Exercise.
Write out the listing below without alteration, omitting its pictures.

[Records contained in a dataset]
▽

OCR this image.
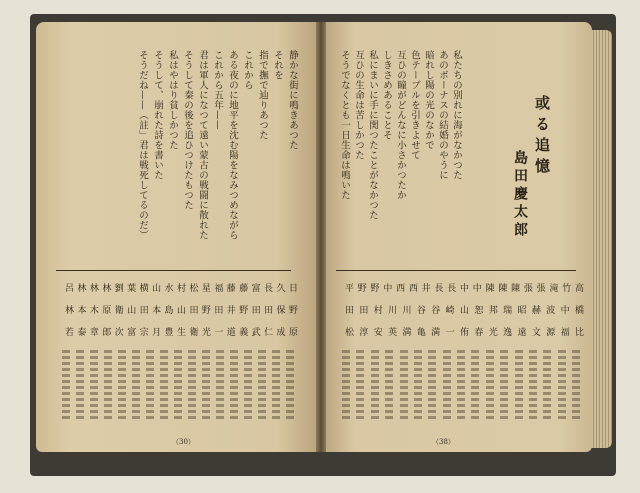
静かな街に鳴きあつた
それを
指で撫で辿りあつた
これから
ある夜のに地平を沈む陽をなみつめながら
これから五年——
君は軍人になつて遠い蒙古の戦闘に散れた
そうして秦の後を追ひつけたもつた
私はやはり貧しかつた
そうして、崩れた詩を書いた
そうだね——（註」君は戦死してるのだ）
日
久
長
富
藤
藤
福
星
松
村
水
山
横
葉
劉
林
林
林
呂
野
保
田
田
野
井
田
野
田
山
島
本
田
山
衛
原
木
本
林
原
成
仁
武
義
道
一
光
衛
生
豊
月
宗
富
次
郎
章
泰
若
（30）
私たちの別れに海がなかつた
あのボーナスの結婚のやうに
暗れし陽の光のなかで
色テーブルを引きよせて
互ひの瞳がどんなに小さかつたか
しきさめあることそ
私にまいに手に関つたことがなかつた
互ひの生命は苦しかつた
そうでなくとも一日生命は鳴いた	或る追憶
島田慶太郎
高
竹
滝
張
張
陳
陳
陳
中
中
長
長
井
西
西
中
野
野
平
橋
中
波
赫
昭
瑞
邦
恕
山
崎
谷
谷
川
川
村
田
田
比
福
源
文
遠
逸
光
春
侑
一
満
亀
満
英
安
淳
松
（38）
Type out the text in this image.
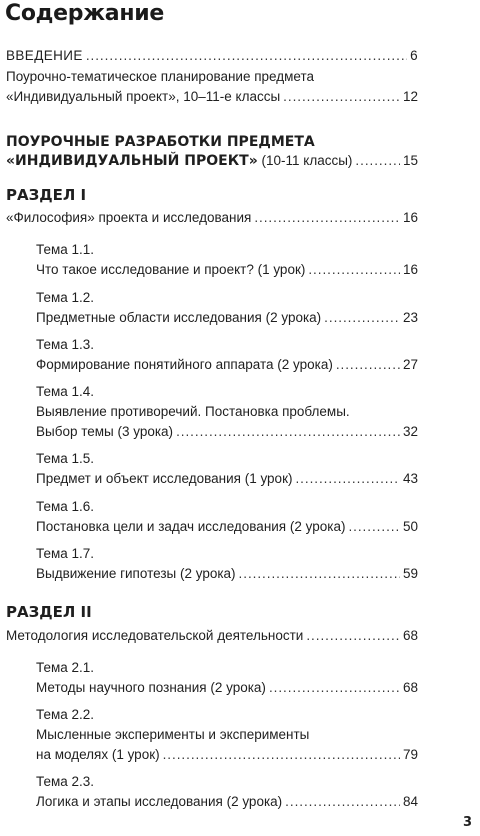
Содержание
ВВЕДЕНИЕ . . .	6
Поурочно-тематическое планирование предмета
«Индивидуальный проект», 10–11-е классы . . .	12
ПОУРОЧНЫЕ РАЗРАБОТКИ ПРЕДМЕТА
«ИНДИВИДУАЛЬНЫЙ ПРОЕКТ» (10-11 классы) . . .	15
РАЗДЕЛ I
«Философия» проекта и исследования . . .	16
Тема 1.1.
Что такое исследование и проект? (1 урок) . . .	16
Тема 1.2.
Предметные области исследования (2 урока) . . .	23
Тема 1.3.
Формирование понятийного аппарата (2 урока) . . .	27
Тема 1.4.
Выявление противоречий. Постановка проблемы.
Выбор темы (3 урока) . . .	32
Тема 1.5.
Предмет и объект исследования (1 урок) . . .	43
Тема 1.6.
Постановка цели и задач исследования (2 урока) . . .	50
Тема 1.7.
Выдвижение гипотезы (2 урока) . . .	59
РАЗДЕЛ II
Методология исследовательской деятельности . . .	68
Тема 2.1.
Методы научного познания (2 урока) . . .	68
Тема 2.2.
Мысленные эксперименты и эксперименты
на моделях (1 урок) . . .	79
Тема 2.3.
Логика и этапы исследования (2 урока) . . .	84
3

△

In response.
OCR this image.
静かな街に鳴きあつた
それを
指で撫で辿りあつた
これから
ある夜のに地平を沈む陽をなみつめながら
これから五年——
君は軍人になつて遠い蒙古の戦闘に散れた
そうして秦の後を追ひつけたもつた
私はやはり貧しかつた
そうして、崩れた詩を書いた
そうだね——（註」君は戦死してるのだ）
日
久
長
富
藤
藤
福
星
松
村
水
山
横
葉
劉
林
林
林
呂
野
保
田
田
野
井
田
野
田
山
島
本
田
山
衛
原
木
本
林
原
成
仁
武
義
道
一
光
衛
生
豊
月
宗
富
次
郎
章
泰
若
（30）
私たちの別れに海がなかつた
あのボーナスの結婚のやうに
暗れし陽の光のなかで
色テーブルを引きよせて
互ひの瞳がどんなに小さかつたか
しきさめあることそ
私にまいに手に関つたことがなかつた
互ひの生命は苦しかつた
そうでなくとも一日生命は鳴いた	或る追憶
島田慶太郎
高
竹
滝
張
張
陳
陳
陳
中
中
長
長
井
西
西
中
野
野
平
橋
中
波
赫
昭
瑞
邦
恕
山
崎
谷
谷
川
川
村
田
田
比
福
源
文
遠
逸
光
春
侑
一
満
亀
満
英
安
淳
松
（38）
Type out the text in this image.
Содержание
ВВЕДЕНИЕ . . .	6
Поурочно-тематическое планирование предмета
«Индивидуальный проект», 10–11-е классы . . .	12
ПОУРОЧНЫЕ РАЗРАБОТКИ ПРЕДМЕТА
«ИНДИВИДУАЛЬНЫЙ ПРОЕКТ» (10-11 классы) . . .	15
РАЗДЕЛ I
«Философия» проекта и исследования . . .	16
Тема 1.1.
Что такое исследование и проект? (1 урок) . . .	16
Тема 1.2.
Предметные области исследования (2 урока) . . .	23
Тема 1.3.
Формирование понятийного аппарата (2 урока) . . .	27
Тема 1.4.
Выявление противоречий. Постановка проблемы.
Выбор темы (3 урока) . . .	32
Тема 1.5.
Предмет и объект исследования (1 урок) . . .	43
Тема 1.6.
Постановка цели и задач исследования (2 урока) . . .	50
Тема 1.7.
Выдвижение гипотезы (2 урока) . . .	59
РАЗДЕЛ II
Методология исследовательской деятельности . . .	68
Тема 2.1.
Методы научного познания (2 урока) . . .	68
Тема 2.2.
Мысленные эксперименты и эксперименты
на моделях (1 урок) . . .	79
Тема 2.3.
Логика и этапы исследования (2 урока) . . .	84
3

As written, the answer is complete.